All records below must be retyped exactly.
--- Entries provided ---
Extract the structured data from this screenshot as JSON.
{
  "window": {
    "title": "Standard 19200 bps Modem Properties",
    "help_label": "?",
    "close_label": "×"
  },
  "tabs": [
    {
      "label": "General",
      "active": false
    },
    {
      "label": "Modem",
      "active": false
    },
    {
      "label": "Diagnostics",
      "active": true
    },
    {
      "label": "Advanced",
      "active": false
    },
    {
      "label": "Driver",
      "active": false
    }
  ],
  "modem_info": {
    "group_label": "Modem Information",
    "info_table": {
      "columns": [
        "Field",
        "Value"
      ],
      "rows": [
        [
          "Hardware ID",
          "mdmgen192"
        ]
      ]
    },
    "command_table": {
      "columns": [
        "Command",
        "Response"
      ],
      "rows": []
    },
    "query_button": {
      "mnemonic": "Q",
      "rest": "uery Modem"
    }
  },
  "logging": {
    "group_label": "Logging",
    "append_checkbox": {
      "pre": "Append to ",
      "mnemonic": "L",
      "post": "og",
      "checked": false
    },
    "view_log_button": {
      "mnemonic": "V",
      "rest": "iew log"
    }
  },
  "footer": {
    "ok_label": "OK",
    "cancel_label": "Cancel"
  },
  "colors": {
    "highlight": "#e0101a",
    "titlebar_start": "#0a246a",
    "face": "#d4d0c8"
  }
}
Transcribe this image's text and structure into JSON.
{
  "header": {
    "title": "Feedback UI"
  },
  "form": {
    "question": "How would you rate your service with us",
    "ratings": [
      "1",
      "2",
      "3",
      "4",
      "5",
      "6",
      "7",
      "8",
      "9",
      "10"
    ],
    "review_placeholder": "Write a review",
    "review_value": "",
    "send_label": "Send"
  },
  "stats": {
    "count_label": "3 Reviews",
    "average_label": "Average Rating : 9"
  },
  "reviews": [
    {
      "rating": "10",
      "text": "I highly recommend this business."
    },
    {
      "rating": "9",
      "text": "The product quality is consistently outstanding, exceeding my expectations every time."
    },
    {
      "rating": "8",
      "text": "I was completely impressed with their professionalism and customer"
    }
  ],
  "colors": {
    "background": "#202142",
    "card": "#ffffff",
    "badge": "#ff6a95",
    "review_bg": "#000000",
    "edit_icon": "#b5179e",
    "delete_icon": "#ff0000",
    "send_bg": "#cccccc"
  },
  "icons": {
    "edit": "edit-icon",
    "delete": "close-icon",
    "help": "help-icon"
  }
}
---
*Response below:*
Extract the structured data from this screenshot as JSON.
{
  "window": {
    "title": "Standard 19200 bps Modem Properties",
    "help_label": "?",
    "close_label": "×"
  },
  "tabs": [
    {
      "label": "General",
      "active": false
    },
    {
      "label": "Modem",
      "active": false
    },
    {
      "label": "Diagnostics",
      "active": true
    },
    {
      "label": "Advanced",
      "active": false
    },
    {
      "label": "Driver",
      "active": false
    }
  ],
  "modem_info": {
    "group_label": "Modem Information",
    "info_table": {
      "columns": [
        "Field",
        "Value"
      ],
      "rows": [
        [
          "Hardware ID",
          "mdmgen192"
        ]
      ]
    },
    "command_table": {
      "columns": [
        "Command",
        "Response"
      ],
      "rows": []
    },
    "query_button": {
      "mnemonic": "Q",
      "rest": "uery Modem"
    }
  },
  "logging": {
    "group_label": "Logging",
    "append_checkbox": {
      "pre": "Append to ",
      "mnemonic": "L",
      "post": "og",
      "checked": false
    },
    "view_log_button": {
      "mnemonic": "V",
      "rest": "iew log"
    }
  },
  "footer": {
    "ok_label": "OK",
    "cancel_label": "Cancel"
  },
  "colors": {
    "highlight": "#e0101a",
    "titlebar_start": "#0a246a",
    "face": "#d4d0c8"
  }
}
Transcribe this image's text and structure into JSON.
{
  "header": {
    "title": "Feedback UI"
  },
  "form": {
    "question": "How would you rate your service with us",
    "ratings": [
      "1",
      "2",
      "3",
      "4",
      "5",
      "6",
      "7",
      "8",
      "9",
      "10"
    ],
    "review_placeholder": "Write a review",
    "review_value": "",
    "send_label": "Send"
  },
  "stats": {
    "count_label": "3 Reviews",
    "average_label": "Average Rating : 9"
  },
  "reviews": [
    {
      "rating": "10",
      "text": "I highly recommend this business."
    },
    {
      "rating": "9",
      "text": "The product quality is consistently outstanding, exceeding my expectations every time."
    },
    {
      "rating": "8",
      "text": "I was completely impressed with their professionalism and customer"
    }
  ],
  "colors": {
    "background": "#202142",
    "card": "#ffffff",
    "badge": "#ff6a95",
    "review_bg": "#000000",
    "edit_icon": "#b5179e",
    "delete_icon": "#ff0000",
    "send_bg": "#cccccc"
  },
  "icons": {
    "edit": "edit-icon",
    "delete": "close-icon",
    "help": "help-icon"
  }
}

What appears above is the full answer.